* [Material]:
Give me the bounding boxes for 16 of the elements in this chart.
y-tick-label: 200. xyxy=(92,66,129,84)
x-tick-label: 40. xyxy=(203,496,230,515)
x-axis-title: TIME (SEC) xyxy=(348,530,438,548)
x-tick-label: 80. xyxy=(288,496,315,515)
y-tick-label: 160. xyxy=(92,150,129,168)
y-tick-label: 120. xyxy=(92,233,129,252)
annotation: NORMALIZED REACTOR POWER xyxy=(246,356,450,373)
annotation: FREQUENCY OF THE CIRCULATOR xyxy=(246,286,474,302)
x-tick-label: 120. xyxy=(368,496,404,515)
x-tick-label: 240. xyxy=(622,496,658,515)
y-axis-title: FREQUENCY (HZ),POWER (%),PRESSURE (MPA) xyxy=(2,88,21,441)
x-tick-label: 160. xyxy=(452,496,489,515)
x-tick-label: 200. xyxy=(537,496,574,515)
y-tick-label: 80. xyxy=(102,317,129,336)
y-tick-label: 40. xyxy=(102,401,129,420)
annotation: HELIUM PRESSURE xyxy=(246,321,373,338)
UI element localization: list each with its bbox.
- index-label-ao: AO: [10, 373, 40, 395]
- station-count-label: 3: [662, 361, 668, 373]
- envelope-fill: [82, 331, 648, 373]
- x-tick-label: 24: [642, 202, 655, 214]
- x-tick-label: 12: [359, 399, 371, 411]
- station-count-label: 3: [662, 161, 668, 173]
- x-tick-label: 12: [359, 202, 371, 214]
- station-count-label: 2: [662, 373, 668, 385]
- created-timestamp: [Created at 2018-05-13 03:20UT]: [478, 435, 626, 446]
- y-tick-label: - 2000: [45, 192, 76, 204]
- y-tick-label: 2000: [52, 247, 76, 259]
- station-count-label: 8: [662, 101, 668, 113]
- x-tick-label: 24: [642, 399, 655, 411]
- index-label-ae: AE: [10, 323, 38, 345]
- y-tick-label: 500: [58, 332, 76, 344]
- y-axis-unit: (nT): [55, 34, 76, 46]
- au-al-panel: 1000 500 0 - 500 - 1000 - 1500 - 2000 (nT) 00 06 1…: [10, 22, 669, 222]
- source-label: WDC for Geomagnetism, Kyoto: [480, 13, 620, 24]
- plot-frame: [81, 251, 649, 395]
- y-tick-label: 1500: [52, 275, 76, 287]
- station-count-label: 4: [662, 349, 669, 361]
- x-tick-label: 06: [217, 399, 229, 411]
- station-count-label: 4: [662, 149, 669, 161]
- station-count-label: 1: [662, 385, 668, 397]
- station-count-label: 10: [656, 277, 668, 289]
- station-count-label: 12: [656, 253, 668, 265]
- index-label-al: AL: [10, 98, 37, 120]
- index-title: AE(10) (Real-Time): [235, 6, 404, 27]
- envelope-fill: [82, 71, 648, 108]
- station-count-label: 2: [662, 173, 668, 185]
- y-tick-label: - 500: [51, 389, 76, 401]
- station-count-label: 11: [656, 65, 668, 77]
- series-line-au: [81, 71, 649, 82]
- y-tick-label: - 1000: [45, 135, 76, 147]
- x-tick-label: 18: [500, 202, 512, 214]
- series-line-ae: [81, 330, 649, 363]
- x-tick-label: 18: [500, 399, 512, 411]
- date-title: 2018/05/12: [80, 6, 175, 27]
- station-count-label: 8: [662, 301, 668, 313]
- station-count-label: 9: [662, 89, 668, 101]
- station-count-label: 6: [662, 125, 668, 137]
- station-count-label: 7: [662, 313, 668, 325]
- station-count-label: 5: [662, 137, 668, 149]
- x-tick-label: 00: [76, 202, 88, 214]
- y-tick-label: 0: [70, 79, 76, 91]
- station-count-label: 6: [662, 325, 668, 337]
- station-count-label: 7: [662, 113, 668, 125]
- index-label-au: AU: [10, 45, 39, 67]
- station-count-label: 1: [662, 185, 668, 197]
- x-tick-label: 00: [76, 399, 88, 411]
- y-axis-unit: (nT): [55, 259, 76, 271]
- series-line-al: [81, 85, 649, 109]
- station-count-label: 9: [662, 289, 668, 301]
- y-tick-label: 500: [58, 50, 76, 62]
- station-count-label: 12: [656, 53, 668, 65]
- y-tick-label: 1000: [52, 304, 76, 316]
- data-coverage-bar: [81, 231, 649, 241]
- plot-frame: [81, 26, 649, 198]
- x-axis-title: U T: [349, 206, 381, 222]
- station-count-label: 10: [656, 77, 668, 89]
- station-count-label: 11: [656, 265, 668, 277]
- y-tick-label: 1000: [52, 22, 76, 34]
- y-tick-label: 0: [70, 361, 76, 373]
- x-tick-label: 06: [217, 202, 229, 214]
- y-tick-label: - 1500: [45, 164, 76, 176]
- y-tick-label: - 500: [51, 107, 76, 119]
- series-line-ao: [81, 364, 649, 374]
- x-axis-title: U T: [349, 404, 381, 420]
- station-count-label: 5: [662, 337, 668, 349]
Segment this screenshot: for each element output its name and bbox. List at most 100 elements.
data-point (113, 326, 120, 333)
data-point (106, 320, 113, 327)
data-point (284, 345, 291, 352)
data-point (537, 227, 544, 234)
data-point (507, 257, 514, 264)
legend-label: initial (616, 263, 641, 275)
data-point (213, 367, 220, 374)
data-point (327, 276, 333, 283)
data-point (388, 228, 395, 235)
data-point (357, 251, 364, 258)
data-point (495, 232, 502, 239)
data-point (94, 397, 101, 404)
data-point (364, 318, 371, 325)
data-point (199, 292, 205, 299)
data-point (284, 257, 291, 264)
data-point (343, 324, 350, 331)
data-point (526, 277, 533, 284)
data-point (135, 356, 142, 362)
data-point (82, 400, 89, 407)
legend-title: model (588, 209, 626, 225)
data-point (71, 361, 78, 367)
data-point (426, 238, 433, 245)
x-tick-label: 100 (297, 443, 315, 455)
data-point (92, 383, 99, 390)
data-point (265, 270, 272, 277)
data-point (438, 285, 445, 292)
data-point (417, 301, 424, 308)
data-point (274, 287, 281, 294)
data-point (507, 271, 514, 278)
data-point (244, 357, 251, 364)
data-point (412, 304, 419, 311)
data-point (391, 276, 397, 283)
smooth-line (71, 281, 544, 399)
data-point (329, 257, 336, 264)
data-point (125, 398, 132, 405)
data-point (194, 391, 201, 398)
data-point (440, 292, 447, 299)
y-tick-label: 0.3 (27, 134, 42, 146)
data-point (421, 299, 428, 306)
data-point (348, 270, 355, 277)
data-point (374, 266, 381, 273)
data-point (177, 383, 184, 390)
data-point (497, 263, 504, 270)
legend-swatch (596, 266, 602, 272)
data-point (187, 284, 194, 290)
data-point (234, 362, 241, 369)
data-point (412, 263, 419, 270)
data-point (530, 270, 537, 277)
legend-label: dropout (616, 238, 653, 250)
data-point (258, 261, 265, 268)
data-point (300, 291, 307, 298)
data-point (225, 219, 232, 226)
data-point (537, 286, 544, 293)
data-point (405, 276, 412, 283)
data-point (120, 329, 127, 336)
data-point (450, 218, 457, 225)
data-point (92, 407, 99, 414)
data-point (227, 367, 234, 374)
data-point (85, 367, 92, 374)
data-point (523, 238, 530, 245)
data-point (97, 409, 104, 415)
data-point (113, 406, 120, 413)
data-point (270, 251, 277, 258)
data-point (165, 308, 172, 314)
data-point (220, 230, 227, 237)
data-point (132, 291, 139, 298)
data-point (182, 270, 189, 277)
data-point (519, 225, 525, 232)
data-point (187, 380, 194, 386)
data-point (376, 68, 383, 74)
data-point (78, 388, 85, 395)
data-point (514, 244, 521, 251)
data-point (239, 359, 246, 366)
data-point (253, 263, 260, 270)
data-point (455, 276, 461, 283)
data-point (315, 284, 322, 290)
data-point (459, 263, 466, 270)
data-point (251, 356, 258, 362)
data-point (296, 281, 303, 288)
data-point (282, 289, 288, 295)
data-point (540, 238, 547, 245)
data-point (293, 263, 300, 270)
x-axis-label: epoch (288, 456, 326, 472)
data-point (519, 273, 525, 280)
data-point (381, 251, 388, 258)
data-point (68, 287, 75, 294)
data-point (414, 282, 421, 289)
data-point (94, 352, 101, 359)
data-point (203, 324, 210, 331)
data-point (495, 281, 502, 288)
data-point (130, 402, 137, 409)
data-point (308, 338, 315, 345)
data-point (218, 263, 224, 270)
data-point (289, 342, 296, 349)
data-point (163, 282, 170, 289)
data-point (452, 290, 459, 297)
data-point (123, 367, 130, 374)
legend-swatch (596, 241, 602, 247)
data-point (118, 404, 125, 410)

* [Given task]:
Copy the items without any change, starting with the first line above and ending with the line that contains "y-tick-label: 160. xyxy=(92,150,129,168)".

* [Correct response]:
Give me the bounding boxes for 16 of the elements in this chart.
y-tick-label: 200. xyxy=(92,66,129,84)
x-tick-label: 40. xyxy=(203,496,230,515)
x-axis-title: TIME (SEC) xyxy=(348,530,438,548)
x-tick-label: 80. xyxy=(288,496,315,515)
y-tick-label: 160. xyxy=(92,150,129,168)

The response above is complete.